*Supplied entries*:
________________________________________
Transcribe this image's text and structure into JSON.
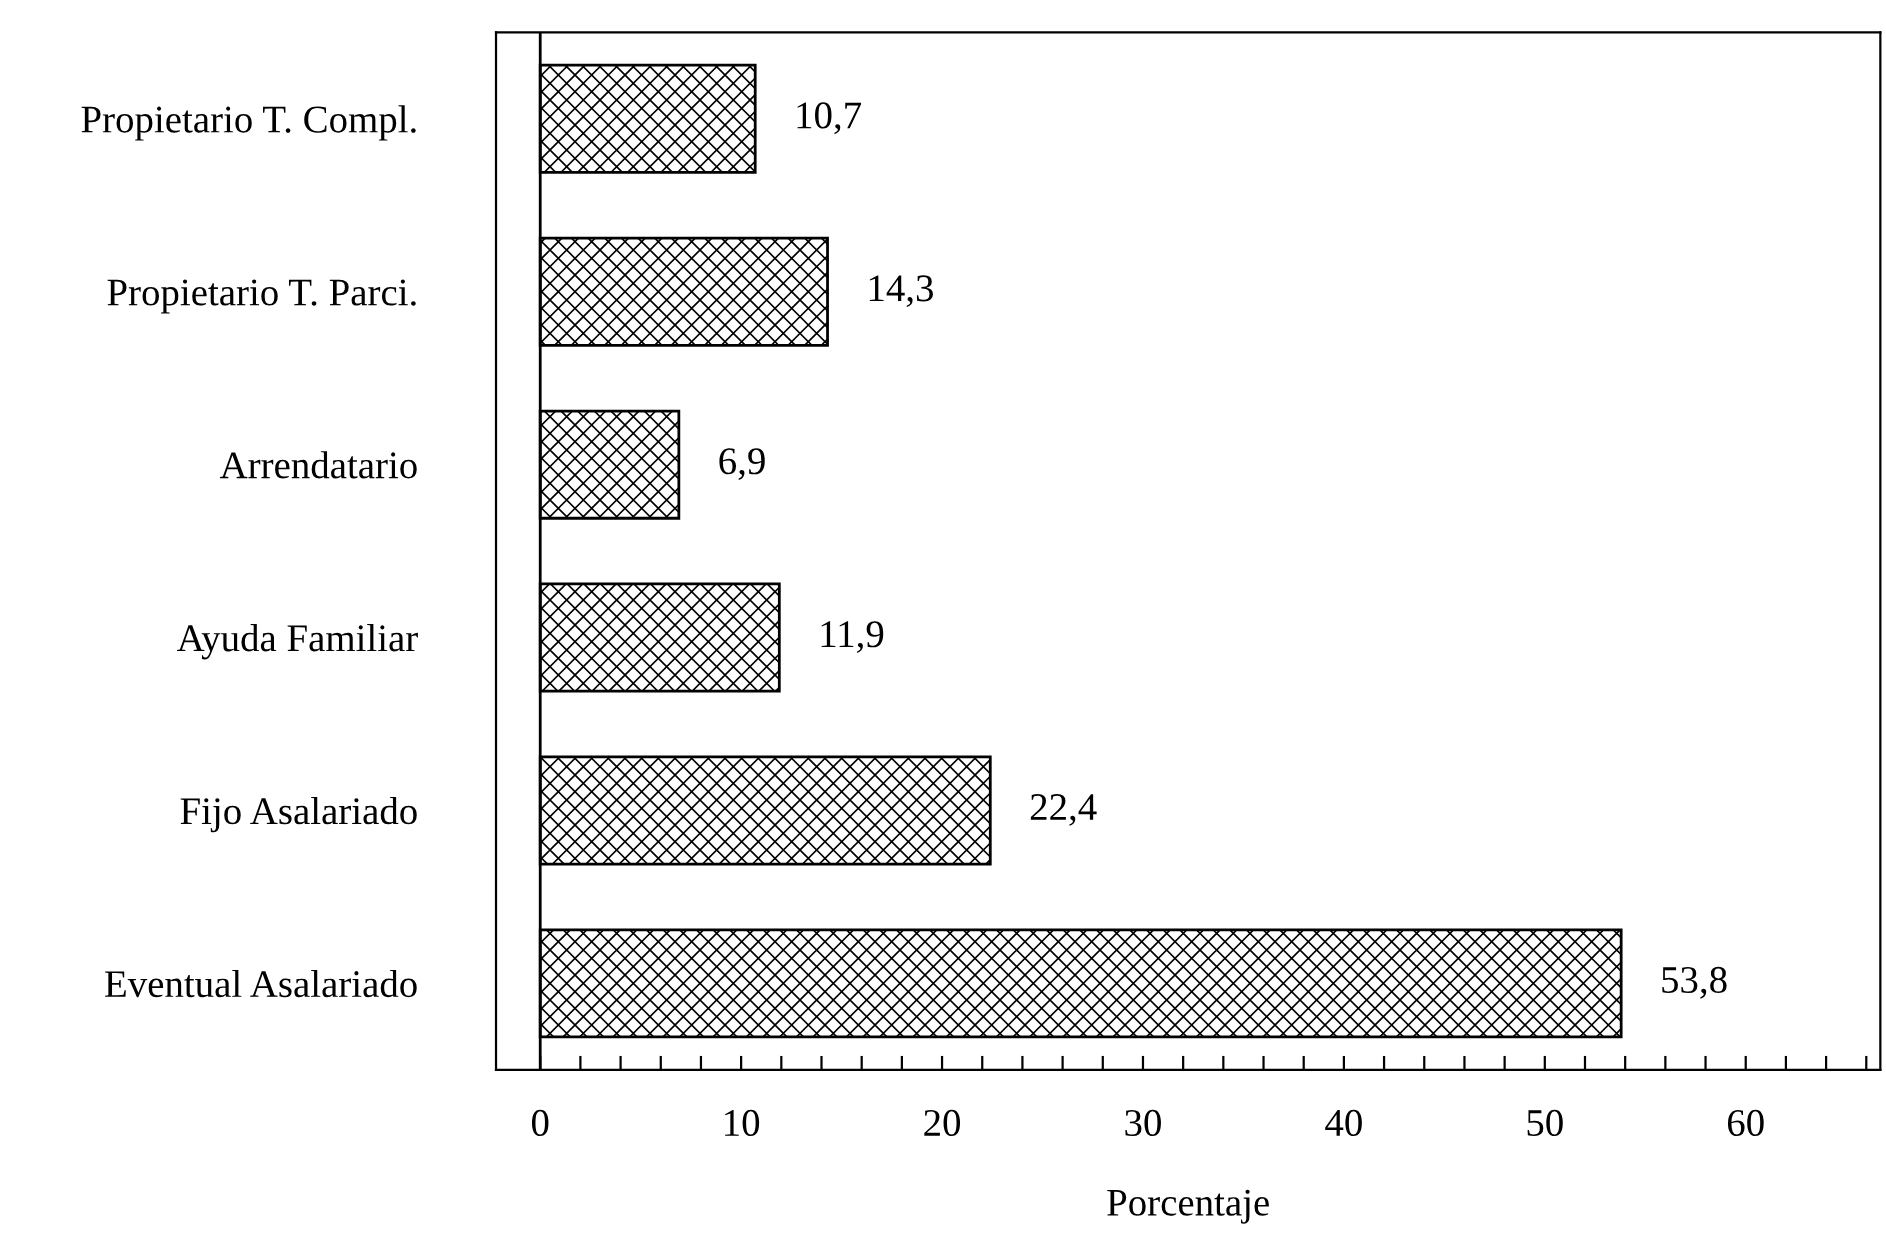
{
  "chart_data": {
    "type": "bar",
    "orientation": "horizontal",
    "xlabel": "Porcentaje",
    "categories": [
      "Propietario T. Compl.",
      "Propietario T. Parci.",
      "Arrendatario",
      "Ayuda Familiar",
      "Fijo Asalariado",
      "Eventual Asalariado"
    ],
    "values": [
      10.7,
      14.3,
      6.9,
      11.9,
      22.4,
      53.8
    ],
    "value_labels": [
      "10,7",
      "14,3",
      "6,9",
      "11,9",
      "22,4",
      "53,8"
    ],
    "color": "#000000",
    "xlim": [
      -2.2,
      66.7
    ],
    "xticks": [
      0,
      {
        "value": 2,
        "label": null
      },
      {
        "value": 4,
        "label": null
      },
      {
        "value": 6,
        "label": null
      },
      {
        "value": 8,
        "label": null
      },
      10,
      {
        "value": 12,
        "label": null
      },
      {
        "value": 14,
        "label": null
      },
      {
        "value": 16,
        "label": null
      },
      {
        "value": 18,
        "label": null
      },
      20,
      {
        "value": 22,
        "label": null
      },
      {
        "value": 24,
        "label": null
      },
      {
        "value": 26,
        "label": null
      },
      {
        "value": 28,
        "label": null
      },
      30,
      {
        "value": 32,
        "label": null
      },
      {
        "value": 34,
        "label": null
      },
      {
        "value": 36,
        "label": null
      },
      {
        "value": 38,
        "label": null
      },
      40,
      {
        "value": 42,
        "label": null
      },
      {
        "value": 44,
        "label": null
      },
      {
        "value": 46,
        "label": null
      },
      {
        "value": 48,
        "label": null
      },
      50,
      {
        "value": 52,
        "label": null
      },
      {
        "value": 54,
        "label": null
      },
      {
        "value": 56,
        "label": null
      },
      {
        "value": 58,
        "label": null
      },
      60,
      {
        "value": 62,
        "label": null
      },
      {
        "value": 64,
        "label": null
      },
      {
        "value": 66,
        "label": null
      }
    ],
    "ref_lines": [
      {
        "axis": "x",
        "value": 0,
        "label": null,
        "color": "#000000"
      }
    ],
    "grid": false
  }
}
________________________________________
*Do this*:
Please list every line of the records that contains "Asalariado".

*Response to the exercise*:
      "Fijo Asalariado",
      "Eventual Asalariado"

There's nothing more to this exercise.